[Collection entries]

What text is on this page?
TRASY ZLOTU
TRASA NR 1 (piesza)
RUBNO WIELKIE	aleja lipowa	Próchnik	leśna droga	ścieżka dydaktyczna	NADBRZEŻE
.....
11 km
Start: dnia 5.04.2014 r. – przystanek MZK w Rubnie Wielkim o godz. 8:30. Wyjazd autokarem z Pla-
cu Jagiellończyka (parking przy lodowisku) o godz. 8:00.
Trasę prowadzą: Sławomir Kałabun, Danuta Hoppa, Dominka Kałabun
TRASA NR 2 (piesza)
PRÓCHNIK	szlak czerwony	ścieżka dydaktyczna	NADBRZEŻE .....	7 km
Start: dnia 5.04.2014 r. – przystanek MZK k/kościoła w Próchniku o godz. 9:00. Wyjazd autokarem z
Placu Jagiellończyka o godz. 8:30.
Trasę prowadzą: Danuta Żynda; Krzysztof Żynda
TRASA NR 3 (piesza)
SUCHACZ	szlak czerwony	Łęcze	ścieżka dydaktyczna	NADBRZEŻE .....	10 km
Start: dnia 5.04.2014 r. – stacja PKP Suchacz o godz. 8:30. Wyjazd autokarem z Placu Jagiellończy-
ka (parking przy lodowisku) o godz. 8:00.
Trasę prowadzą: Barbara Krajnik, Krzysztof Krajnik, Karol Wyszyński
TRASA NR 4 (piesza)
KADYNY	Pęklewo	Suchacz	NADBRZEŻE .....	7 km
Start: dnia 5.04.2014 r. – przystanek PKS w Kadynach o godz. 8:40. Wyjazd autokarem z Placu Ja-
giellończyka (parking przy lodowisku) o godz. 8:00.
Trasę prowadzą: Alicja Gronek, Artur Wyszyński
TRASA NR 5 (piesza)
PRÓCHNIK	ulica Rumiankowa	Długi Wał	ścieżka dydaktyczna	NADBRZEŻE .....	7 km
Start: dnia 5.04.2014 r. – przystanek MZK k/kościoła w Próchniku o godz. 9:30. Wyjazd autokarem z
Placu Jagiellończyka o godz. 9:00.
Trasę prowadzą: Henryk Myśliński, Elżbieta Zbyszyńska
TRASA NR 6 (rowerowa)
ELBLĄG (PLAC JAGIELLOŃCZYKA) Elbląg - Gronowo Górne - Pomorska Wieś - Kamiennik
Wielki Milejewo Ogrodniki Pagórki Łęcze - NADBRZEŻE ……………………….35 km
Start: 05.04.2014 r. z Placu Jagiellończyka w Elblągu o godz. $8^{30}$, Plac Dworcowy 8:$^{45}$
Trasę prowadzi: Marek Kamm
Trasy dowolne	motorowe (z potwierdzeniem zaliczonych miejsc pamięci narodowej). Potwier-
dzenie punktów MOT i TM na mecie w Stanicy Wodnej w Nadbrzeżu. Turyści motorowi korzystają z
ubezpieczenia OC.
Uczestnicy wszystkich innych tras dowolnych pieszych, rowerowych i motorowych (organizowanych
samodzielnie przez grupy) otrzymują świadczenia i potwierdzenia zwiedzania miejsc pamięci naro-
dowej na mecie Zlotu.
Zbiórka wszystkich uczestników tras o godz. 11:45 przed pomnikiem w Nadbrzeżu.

_Request:_
Transcribe all the entries, keeping each one exactly as it is.

_Solution:_
What text is on this page?
TRASY ZLOTU
TRASA NR 1 (piesza)
RUBNO WIELKIE	aleja lipowa	Próchnik	leśna droga	ścieżka dydaktyczna	NADBRZEŻE
.....
11 km
Start: dnia 5.04.2014 r. – przystanek MZK w Rubnie Wielkim o godz. 8:30. Wyjazd autokarem z Pla-
cu Jagiellończyka (parking przy lodowisku) o godz. 8:00.
Trasę prowadzą: Sławomir Kałabun, Danuta Hoppa, Dominka Kałabun
TRASA NR 2 (piesza)
PRÓCHNIK	szlak czerwony	ścieżka dydaktyczna	NADBRZEŻE .....	7 km
Start: dnia 5.04.2014 r. – przystanek MZK k/kościoła w Próchniku o godz. 9:00. Wyjazd autokarem z
Placu Jagiellończyka o godz. 8:30.
Trasę prowadzą: Danuta Żynda; Krzysztof Żynda
TRASA NR 3 (piesza)
SUCHACZ	szlak czerwony	Łęcze	ścieżka dydaktyczna	NADBRZEŻE .....	10 km
Start: dnia 5.04.2014 r. – stacja PKP Suchacz o godz. 8:30. Wyjazd autokarem z Placu Jagiellończy-
ka (parking przy lodowisku) o godz. 8:00.
Trasę prowadzą: Barbara Krajnik, Krzysztof Krajnik, Karol Wyszyński
TRASA NR 4 (piesza)
KADYNY	Pęklewo	Suchacz	NADBRZEŻE .....	7 km
Start: dnia 5.04.2014 r. – przystanek PKS w Kadynach o godz. 8:40. Wyjazd autokarem z Placu Ja-
giellończyka (parking przy lodowisku) o godz. 8:00.
Trasę prowadzą: Alicja Gronek, Artur Wyszyński
TRASA NR 5 (piesza)
PRÓCHNIK	ulica Rumiankowa	Długi Wał	ścieżka dydaktyczna	NADBRZEŻE .....	7 km
Start: dnia 5.04.2014 r. – przystanek MZK k/kościoła w Próchniku o godz. 9:30. Wyjazd autokarem z
Placu Jagiellończyka o godz. 9:00.
Trasę prowadzą: Henryk Myśliński, Elżbieta Zbyszyńska
TRASA NR 6 (rowerowa)
ELBLĄG (PLAC JAGIELLOŃCZYKA) Elbląg - Gronowo Górne - Pomorska Wieś - Kamiennik
Wielki Milejewo Ogrodniki Pagórki Łęcze - NADBRZEŻE ……………………….35 km
Start: 05.04.2014 r. z Placu Jagiellończyka w Elblągu o godz. $8^{30}$, Plac Dworcowy 8:$^{45}$
Trasę prowadzi: Marek Kamm
Trasy dowolne	motorowe (z potwierdzeniem zaliczonych miejsc pamięci narodowej). Potwier-
dzenie punktów MOT i TM na mecie w Stanicy Wodnej w Nadbrzeżu. Turyści motorowi korzystają z
ubezpieczenia OC.
Uczestnicy wszystkich innych tras dowolnych pieszych, rowerowych i motorowych (organizowanych
samodzielnie przez grupy) otrzymują świadczenia i potwierdzenia zwiedzania miejsc pamięci naro-
dowej na mecie Zlotu.
Zbiórka wszystkich uczestników tras o godz. 11:45 przed pomnikiem w Nadbrzeżu.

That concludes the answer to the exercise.